** start of Data supplied **

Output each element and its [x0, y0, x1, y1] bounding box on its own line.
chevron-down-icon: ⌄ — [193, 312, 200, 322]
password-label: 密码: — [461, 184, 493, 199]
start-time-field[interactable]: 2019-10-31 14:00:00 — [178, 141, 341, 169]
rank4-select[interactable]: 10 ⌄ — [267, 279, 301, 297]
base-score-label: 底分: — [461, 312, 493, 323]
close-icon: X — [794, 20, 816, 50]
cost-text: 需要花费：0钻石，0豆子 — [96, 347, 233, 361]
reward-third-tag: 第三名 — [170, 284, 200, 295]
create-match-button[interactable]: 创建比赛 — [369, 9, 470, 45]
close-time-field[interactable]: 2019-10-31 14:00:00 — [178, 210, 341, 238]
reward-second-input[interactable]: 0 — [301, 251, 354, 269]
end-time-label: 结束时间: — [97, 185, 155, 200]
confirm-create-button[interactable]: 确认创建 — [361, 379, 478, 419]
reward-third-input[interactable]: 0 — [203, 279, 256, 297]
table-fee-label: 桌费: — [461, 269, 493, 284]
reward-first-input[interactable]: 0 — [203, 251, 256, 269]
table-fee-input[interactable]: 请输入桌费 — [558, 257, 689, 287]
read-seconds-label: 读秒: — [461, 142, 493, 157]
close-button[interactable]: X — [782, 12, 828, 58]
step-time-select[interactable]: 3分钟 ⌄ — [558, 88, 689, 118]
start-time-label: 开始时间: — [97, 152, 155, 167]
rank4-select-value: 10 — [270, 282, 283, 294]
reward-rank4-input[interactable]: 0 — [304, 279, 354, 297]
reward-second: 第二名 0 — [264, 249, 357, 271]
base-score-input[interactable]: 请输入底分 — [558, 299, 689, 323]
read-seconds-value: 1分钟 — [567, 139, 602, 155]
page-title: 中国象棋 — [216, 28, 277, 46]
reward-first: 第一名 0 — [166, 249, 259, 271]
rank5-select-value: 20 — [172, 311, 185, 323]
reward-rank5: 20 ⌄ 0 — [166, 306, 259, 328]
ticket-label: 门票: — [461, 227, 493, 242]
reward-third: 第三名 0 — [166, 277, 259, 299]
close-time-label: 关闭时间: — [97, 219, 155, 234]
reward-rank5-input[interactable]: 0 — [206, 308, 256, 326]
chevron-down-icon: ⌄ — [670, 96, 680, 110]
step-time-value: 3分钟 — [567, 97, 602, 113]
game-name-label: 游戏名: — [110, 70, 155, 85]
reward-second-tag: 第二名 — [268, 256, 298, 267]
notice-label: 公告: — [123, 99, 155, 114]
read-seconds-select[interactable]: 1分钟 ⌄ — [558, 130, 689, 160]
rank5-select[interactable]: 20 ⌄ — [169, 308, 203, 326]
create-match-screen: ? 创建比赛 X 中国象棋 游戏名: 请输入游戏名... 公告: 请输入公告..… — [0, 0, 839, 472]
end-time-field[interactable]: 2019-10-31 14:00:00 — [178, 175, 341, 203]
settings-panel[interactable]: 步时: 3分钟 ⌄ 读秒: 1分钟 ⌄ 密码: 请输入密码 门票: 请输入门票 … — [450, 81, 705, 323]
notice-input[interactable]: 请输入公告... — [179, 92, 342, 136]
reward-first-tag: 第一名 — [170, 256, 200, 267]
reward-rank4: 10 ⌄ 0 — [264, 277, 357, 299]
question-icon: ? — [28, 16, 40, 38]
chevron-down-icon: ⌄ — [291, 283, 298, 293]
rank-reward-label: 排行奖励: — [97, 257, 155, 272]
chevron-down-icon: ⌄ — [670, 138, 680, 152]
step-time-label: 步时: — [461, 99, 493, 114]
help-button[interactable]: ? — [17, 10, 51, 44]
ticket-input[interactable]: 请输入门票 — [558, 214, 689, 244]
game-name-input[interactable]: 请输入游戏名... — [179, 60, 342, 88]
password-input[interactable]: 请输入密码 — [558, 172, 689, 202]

** end of Data supplied **
** start of Data supplied **

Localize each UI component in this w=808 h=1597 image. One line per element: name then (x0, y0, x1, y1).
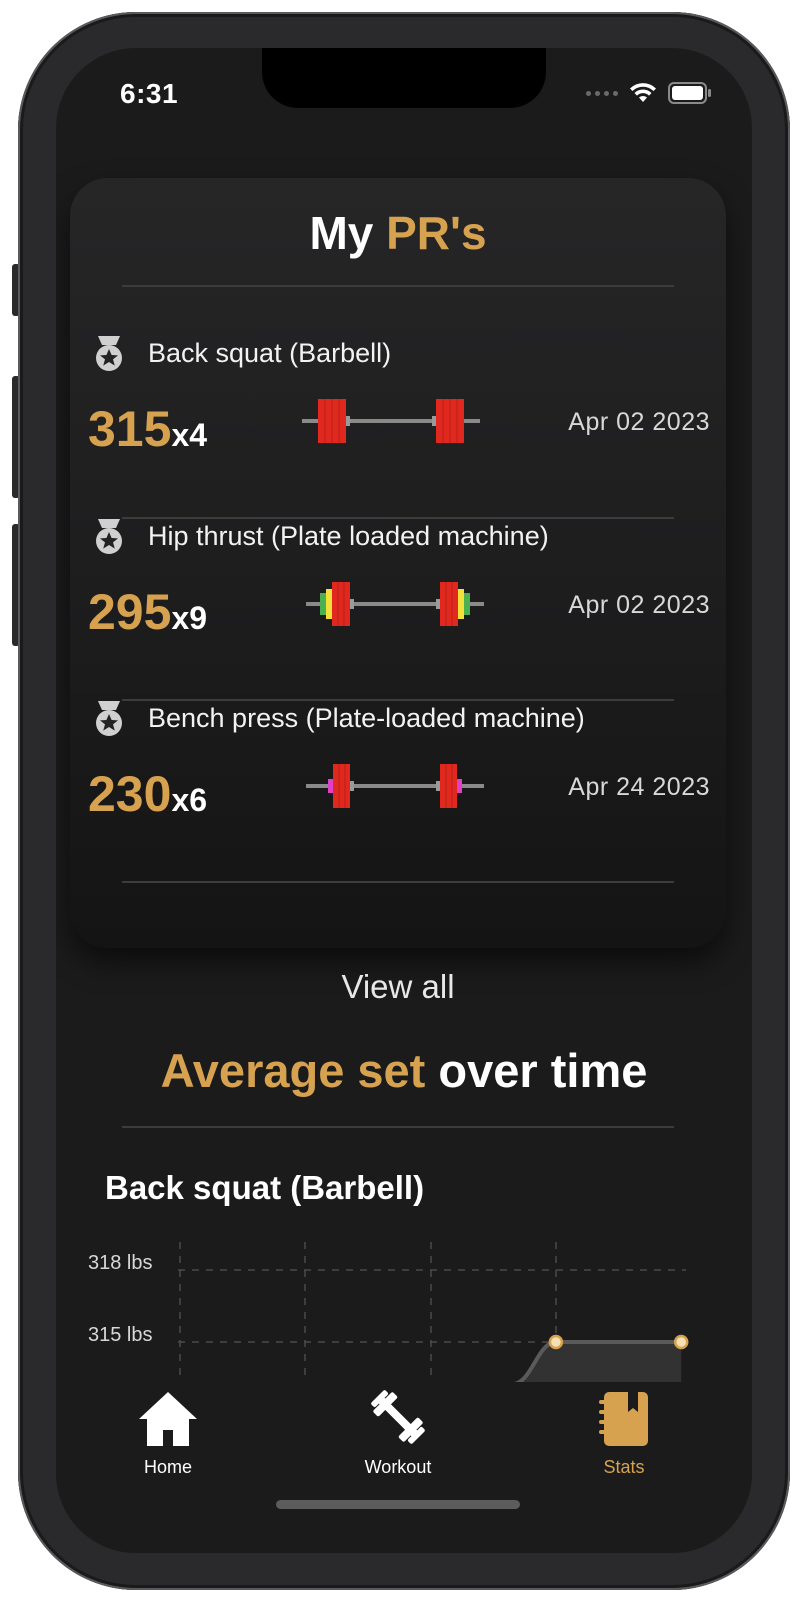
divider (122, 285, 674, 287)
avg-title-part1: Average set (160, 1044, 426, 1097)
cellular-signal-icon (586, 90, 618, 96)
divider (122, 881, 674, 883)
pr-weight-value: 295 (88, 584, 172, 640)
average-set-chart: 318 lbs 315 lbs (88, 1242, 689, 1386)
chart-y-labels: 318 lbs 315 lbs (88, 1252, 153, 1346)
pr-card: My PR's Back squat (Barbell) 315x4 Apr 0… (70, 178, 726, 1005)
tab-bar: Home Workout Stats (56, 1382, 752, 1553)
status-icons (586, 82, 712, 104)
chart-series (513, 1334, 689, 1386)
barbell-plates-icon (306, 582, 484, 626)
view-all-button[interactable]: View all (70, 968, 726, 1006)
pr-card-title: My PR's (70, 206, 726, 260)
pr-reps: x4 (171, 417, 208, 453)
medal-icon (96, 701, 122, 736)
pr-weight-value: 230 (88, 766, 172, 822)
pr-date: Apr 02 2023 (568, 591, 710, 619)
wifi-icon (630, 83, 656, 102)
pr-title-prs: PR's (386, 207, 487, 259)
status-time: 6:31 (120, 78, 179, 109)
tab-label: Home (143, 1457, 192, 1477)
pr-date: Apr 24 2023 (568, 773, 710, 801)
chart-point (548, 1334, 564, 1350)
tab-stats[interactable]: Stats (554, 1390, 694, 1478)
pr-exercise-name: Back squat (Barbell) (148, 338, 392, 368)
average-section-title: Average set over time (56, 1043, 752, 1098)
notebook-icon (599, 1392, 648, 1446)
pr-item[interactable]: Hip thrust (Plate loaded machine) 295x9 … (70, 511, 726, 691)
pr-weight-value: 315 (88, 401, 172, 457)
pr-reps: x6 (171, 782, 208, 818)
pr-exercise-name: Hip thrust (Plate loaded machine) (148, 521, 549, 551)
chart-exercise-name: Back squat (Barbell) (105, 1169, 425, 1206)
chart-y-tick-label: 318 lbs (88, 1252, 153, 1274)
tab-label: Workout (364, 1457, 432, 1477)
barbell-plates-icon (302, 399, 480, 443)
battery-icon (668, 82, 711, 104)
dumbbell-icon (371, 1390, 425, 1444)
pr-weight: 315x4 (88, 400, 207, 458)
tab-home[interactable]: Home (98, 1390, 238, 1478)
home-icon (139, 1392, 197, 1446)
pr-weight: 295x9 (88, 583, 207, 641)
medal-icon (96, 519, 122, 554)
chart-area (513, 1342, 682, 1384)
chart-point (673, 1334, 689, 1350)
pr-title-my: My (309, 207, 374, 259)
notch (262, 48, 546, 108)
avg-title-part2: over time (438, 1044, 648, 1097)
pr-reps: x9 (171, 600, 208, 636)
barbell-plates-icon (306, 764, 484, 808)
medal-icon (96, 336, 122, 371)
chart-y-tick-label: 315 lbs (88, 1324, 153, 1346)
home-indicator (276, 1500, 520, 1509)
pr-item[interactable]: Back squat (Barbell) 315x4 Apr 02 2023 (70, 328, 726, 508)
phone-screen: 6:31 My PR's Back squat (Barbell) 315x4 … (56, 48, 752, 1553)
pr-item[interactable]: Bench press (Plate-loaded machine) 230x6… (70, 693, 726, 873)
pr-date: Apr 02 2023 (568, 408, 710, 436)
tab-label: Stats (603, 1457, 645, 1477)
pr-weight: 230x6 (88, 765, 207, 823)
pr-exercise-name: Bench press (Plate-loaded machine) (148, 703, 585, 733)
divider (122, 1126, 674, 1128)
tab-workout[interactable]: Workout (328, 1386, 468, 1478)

** end of Data supplied **
** start of Data supplied **

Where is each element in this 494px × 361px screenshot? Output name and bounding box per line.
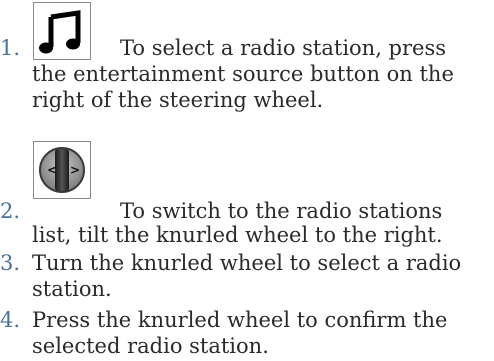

** end of Data supplied **

> _What is required_
Edit the data from the line that has "Output each element" through the line that has "start-time-field[interactable]: 2019-10-31 14:00:00", changing "bounding box" to "bounding rectangle" and leaving everything else as it is. Return only those lines.

> _Answer in full_
Output each element and its [x0, y0, x1, y1] bounding rectangle on its own line.
chevron-down-icon: ⌄ — [193, 312, 200, 322]
password-label: 密码: — [461, 184, 493, 199]
start-time-field[interactable]: 2019-10-31 14:00:00 — [178, 141, 341, 169]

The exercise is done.